| Do this |
Search the material for the string "Кировского", then return every line where it is found.

| Data records |
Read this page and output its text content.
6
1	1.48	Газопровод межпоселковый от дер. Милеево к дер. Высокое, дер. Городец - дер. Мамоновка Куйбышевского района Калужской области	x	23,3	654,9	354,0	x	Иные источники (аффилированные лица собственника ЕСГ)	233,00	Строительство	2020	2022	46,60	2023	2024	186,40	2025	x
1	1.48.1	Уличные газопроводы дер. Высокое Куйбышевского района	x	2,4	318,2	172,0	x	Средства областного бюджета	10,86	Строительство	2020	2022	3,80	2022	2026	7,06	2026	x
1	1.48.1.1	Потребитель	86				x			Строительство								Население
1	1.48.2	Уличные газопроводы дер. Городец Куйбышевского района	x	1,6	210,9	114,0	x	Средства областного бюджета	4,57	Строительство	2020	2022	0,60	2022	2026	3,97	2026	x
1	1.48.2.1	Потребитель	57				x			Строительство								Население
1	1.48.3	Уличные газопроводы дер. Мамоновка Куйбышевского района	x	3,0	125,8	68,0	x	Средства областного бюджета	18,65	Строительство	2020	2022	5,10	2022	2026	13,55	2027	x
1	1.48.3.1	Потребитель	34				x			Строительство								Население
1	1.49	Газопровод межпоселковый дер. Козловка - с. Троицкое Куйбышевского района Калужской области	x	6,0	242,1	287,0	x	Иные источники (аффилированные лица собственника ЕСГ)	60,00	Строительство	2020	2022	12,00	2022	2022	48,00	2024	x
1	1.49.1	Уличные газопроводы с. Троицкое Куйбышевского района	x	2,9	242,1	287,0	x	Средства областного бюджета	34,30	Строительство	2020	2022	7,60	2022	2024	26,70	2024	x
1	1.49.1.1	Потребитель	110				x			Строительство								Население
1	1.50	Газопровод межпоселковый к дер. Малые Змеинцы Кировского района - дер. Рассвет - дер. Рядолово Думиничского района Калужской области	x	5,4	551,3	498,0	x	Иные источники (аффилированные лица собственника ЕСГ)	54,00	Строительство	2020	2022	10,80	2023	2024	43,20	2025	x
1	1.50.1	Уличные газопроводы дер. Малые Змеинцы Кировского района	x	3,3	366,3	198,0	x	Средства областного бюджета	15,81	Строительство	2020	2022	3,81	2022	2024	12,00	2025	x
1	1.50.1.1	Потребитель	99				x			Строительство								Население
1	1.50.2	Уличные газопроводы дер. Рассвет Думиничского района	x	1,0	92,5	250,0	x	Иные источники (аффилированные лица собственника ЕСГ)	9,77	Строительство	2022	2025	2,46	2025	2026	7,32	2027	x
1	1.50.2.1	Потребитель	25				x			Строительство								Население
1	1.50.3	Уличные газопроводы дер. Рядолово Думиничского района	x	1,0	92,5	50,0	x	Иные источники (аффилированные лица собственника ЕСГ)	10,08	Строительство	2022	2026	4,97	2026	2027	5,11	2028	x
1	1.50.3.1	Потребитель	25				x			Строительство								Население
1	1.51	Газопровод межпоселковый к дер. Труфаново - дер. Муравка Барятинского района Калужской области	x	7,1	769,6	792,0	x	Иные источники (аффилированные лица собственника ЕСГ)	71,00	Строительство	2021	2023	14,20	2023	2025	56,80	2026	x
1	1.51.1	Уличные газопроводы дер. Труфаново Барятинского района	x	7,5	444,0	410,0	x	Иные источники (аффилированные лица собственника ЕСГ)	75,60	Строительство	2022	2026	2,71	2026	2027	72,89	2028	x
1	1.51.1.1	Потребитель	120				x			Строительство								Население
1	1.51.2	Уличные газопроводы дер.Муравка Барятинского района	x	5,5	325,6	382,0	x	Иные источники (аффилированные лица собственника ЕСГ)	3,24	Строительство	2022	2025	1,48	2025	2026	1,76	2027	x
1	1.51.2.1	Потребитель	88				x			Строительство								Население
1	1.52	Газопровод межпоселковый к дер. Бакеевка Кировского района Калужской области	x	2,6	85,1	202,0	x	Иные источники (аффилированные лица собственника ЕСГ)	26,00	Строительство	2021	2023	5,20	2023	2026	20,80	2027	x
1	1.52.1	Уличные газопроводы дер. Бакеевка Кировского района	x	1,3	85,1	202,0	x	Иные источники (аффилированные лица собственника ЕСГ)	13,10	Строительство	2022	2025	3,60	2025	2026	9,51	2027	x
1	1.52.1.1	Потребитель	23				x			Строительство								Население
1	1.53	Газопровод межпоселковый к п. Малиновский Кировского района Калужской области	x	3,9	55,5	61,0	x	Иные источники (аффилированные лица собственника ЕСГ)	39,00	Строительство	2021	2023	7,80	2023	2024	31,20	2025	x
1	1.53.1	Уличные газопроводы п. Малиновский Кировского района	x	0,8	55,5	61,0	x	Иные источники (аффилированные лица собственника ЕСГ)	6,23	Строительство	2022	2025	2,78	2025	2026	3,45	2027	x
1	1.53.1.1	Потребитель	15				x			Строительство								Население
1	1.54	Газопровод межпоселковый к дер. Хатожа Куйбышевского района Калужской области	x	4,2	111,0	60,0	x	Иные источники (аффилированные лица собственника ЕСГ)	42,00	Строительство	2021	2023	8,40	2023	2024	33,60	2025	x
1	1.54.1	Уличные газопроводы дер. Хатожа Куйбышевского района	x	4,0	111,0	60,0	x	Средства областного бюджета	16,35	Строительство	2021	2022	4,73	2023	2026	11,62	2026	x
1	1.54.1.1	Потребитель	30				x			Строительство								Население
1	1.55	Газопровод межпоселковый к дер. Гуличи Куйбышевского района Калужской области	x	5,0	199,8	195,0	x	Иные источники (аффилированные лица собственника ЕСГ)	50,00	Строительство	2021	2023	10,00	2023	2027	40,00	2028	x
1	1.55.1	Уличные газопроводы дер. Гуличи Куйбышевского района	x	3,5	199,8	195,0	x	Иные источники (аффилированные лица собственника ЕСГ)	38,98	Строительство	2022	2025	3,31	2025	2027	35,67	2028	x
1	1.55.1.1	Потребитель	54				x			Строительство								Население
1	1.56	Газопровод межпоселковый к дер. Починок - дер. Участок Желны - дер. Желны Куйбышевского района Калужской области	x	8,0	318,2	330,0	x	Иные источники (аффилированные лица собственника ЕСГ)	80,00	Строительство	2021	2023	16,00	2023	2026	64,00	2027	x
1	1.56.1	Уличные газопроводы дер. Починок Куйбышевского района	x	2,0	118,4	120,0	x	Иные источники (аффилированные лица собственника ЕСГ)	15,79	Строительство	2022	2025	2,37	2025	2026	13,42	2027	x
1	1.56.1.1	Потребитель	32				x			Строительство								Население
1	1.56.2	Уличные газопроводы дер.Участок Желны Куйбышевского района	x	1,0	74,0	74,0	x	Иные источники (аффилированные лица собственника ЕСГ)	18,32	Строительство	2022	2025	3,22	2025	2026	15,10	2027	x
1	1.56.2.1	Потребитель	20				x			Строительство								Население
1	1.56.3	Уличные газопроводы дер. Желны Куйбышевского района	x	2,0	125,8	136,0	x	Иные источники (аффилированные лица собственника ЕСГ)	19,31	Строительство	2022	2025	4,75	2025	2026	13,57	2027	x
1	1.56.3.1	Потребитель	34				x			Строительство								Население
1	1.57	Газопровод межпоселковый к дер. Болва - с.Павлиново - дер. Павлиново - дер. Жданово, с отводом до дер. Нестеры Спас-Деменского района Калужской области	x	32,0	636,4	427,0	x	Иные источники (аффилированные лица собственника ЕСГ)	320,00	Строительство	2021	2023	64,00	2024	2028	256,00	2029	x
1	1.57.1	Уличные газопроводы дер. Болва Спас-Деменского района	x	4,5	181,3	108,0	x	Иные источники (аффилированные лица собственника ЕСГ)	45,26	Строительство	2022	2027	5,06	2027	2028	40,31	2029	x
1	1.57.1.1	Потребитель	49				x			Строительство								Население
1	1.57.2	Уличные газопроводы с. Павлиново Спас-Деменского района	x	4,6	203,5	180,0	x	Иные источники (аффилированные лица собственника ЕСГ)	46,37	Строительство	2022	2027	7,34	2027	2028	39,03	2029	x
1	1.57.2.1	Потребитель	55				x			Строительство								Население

| Exercise output |
1	1.50	Газопровод межпоселковый к дер. Малые Змеинцы Кировского района - дер. Рассвет - дер. Рядолово Думиничского района Калужской области	x	5,4	551,3	498,0	x	Иные источники (аффилированные лица собственника ЕСГ)	54,00	Строительство	2020	2022	10,80	2023	2024	43,20	2025	x
1	1.50.1	Уличные газопроводы дер. Малые Змеинцы Кировского района	x	3,3	366,3	198,0	x	Средства областного бюджета	15,81	Строительство	2020	2022	3,81	2022	2024	12,00	2025	x
1	1.52	Газопровод межпоселковый к дер. Бакеевка Кировского района Калужской области	x	2,6	85,1	202,0	x	Иные источники (аффилированные лица собственника ЕСГ)	26,00	Строительство	2021	2023	5,20	2023	2026	20,80	2027	x
1	1.52.1	Уличные газопроводы дер. Бакеевка Кировского района	x	1,3	85,1	202,0	x	Иные источники (аффилированные лица собственника ЕСГ)	13,10	Строительство	2022	2025	3,60	2025	2026	9,51	2027	x
1	1.53	Газопровод межпоселковый к п. Малиновский Кировского района Калужской области	x	3,9	55,5	61,0	x	Иные источники (аффилированные лица собственника ЕСГ)	39,00	Строительство	2021	2023	7,80	2023	2024	31,20	2025	x
1	1.53.1	Уличные газопроводы п. Малиновский Кировского района	x	0,8	55,5	61,0	x	Иные источники (аффилированные лица собственника ЕСГ)	6,23	Строительство	2022	2025	2,78	2025	2026	3,45	2027	x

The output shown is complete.